◆ **Task directions**:
Write out the whole listing word for word.

(Entries taken from a collection)
"""

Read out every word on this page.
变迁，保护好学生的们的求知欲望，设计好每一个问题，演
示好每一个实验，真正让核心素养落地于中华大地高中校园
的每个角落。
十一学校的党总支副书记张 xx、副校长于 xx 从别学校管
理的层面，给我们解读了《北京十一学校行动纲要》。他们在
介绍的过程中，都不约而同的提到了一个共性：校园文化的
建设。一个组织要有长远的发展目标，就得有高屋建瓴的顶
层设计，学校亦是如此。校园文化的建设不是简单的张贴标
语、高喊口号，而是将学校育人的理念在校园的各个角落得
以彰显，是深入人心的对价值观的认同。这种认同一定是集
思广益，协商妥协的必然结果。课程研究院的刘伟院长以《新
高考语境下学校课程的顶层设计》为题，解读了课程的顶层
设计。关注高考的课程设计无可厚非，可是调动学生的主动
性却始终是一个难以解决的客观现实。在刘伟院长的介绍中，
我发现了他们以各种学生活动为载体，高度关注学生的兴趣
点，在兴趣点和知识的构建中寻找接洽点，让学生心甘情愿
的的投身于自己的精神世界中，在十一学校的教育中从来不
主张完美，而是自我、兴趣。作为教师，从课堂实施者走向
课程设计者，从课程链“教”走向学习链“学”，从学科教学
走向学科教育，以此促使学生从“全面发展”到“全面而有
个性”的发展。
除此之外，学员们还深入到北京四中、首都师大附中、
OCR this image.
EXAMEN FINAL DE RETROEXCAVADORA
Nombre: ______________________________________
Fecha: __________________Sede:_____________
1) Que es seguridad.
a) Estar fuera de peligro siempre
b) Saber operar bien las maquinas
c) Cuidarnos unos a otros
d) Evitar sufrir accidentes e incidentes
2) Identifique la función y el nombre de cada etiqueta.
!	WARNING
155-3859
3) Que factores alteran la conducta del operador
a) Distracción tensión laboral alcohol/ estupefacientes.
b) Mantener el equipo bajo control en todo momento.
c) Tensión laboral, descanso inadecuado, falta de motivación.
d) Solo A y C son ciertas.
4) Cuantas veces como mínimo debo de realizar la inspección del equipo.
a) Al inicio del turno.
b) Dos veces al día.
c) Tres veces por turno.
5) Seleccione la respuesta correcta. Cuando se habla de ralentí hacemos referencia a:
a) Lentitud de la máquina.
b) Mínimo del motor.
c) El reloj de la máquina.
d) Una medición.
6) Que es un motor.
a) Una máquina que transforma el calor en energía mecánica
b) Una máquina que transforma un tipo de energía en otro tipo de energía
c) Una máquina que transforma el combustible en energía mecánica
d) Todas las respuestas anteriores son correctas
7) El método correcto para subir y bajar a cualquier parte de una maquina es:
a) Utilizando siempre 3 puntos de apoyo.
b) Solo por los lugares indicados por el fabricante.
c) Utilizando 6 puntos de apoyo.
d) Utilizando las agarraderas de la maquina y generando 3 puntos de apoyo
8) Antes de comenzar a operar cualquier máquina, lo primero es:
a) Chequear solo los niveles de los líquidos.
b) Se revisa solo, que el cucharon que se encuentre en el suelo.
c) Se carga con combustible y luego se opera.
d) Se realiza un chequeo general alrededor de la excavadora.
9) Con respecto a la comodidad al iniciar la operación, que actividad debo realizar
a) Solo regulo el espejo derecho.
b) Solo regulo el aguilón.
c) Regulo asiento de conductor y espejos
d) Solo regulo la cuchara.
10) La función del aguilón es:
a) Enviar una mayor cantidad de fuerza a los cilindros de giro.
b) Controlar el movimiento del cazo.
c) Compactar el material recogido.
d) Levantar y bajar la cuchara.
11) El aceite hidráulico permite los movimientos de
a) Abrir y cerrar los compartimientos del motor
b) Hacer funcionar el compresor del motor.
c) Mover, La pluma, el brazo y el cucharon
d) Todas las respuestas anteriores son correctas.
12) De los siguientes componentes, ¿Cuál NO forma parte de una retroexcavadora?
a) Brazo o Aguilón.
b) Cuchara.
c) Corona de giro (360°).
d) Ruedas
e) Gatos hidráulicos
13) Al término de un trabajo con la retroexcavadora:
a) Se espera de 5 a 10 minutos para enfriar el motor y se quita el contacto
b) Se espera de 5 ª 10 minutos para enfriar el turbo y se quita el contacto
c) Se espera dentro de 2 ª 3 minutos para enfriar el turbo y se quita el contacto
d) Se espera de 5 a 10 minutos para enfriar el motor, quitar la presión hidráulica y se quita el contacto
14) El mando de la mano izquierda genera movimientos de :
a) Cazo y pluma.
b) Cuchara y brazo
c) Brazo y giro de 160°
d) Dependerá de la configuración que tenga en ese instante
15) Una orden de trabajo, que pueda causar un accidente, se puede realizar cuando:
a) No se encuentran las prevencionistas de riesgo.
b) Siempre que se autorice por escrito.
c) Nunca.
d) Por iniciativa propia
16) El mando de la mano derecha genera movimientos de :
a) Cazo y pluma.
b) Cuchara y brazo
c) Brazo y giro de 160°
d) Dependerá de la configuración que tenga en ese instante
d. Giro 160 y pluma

"""

◆ **Written response**:
Read out every word on this page.
变迁，保护好学生的们的求知欲望，设计好每一个问题，演
示好每一个实验，真正让核心素养落地于中华大地高中校园
的每个角落。
十一学校的党总支副书记张 xx、副校长于 xx 从别学校管
理的层面，给我们解读了《北京十一学校行动纲要》。他们在
介绍的过程中，都不约而同的提到了一个共性：校园文化的
建设。一个组织要有长远的发展目标，就得有高屋建瓴的顶
层设计，学校亦是如此。校园文化的建设不是简单的张贴标
语、高喊口号，而是将学校育人的理念在校园的各个角落得
以彰显，是深入人心的对价值观的认同。这种认同一定是集
思广益，协商妥协的必然结果。课程研究院的刘伟院长以《新
高考语境下学校课程的顶层设计》为题，解读了课程的顶层
设计。关注高考的课程设计无可厚非，可是调动学生的主动
性却始终是一个难以解决的客观现实。在刘伟院长的介绍中，
我发现了他们以各种学生活动为载体，高度关注学生的兴趣
点，在兴趣点和知识的构建中寻找接洽点，让学生心甘情愿
的的投身于自己的精神世界中，在十一学校的教育中从来不
主张完美，而是自我、兴趣。作为教师，从课堂实施者走向
课程设计者，从课程链“教”走向学习链“学”，从学科教学
走向学科教育，以此促使学生从“全面发展”到“全面而有
个性”的发展。
除此之外，学员们还深入到北京四中、首都师大附中、
OCR this image.
EXAMEN FINAL DE RETROEXCAVADORA
Nombre: ______________________________________
Fecha: __________________Sede:_____________
1) Que es seguridad.
a) Estar fuera de peligro siempre
b) Saber operar bien las maquinas
c) Cuidarnos unos a otros
d) Evitar sufrir accidentes e incidentes
2) Identifique la función y el nombre de cada etiqueta.
!	WARNING
155-3859
3) Que factores alteran la conducta del operador
a) Distracción tensión laboral alcohol/ estupefacientes.
b) Mantener el equipo bajo control en todo momento.
c) Tensión laboral, descanso inadecuado, falta de motivación.
d) Solo A y C son ciertas.
4) Cuantas veces como mínimo debo de realizar la inspección del equipo.
a) Al inicio del turno.
b) Dos veces al día.
c) Tres veces por turno.
5) Seleccione la respuesta correcta. Cuando se habla de ralentí hacemos referencia a:
a) Lentitud de la máquina.
b) Mínimo del motor.
c) El reloj de la máquina.
d) Una medición.
6) Que es un motor.
a) Una máquina que transforma el calor en energía mecánica
b) Una máquina que transforma un tipo de energía en otro tipo de energía
c) Una máquina que transforma el combustible en energía mecánica
d) Todas las respuestas anteriores son correctas
7) El método correcto para subir y bajar a cualquier parte de una maquina es:
a) Utilizando siempre 3 puntos de apoyo.
b) Solo por los lugares indicados por el fabricante.
c) Utilizando 6 puntos de apoyo.
d) Utilizando las agarraderas de la maquina y generando 3 puntos de apoyo
8) Antes de comenzar a operar cualquier máquina, lo primero es:
a) Chequear solo los niveles de los líquidos.
b) Se revisa solo, que el cucharon que se encuentre en el suelo.
c) Se carga con combustible y luego se opera.
d) Se realiza un chequeo general alrededor de la excavadora.
9) Con respecto a la comodidad al iniciar la operación, que actividad debo realizar
a) Solo regulo el espejo derecho.
b) Solo regulo el aguilón.
c) Regulo asiento de conductor y espejos
d) Solo regulo la cuchara.
10) La función del aguilón es:
a) Enviar una mayor cantidad de fuerza a los cilindros de giro.
b) Controlar el movimiento del cazo.
c) Compactar el material recogido.
d) Levantar y bajar la cuchara.
11) El aceite hidráulico permite los movimientos de
a) Abrir y cerrar los compartimientos del motor
b) Hacer funcionar el compresor del motor.
c) Mover, La pluma, el brazo y el cucharon
d) Todas las respuestas anteriores son correctas.
12) De los siguientes componentes, ¿Cuál NO forma parte de una retroexcavadora?
a) Brazo o Aguilón.
b) Cuchara.
c) Corona de giro (360°).
d) Ruedas
e) Gatos hidráulicos
13) Al término de un trabajo con la retroexcavadora:
a) Se espera de 5 a 10 minutos para enfriar el motor y se quita el contacto
b) Se espera de 5 ª 10 minutos para enfriar el turbo y se quita el contacto
c) Se espera dentro de 2 ª 3 minutos para enfriar el turbo y se quita el contacto
d) Se espera de 5 a 10 minutos para enfriar el motor, quitar la presión hidráulica y se quita el contacto
14) El mando de la mano izquierda genera movimientos de :
a) Cazo y pluma.
b) Cuchara y brazo
c) Brazo y giro de 160°
d) Dependerá de la configuración que tenga en ese instante
15) Una orden de trabajo, que pueda causar un accidente, se puede realizar cuando:
a) No se encuentran las prevencionistas de riesgo.
b) Siempre que se autorice por escrito.
c) Nunca.
d) Por iniciativa propia
16) El mando de la mano derecha genera movimientos de :
a) Cazo y pluma.
b) Cuchara y brazo
c) Brazo y giro de 160°
d) Dependerá de la configuración que tenga en ese instante
d. Giro 160 y pluma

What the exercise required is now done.